[Saved data entries]
>> START

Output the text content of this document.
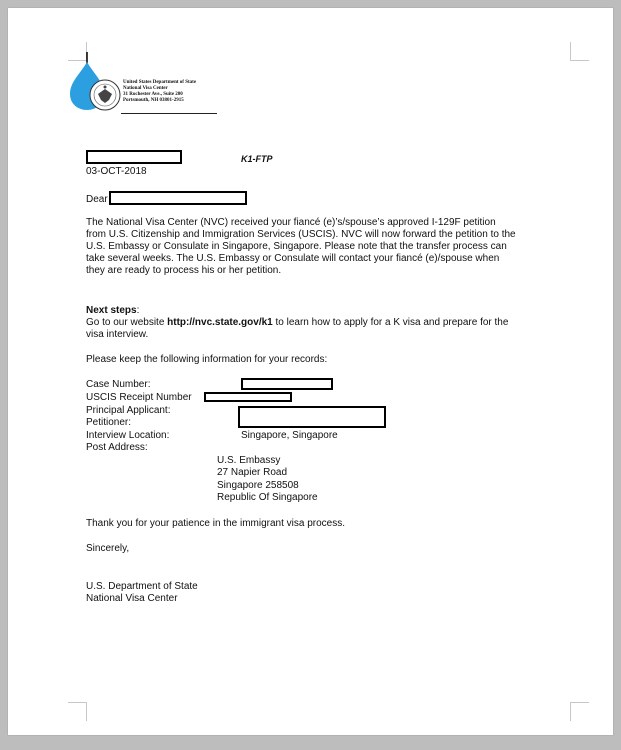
United States Department of State
National Visa Center
31 Rochester Ave., Suite 200
Portsmouth, NH 03801-2915
K1-FTP
03-OCT-2018
Dear
The National Visa Center (NVC) received your fiancé (e)’s/spouse’s approved I-129F petition from U.S. Citizenship and Immigration Services (USCIS). NVC will now forward the petition to the U.S. Embassy or Consulate in Singapore, Singapore. Please note that the transfer process can take several weeks. The U.S. Embassy or Consulate will contact your fiancé (e)/spouse when they are ready to process his or her petition.
Next steps:
Go to our website http://nvc.state.gov/k1 to learn how to apply for a K visa and prepare for the visa interview.
Please keep the following information for your records:
Case Number:
USCIS Receipt Number
Principal Applicant:
Petitioner:
Interview Location:	Singapore, Singapore
Post Address:
U.S. Embassy
27 Napier Road
Singapore 258508
Republic Of Singapore
Thank you for your patience in the immigrant visa process.
Sincerely,
U.S. Department of State
National Visa Center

>> END

State how many lines of the listing include "Department", and nothing more.

Output for this task =>
2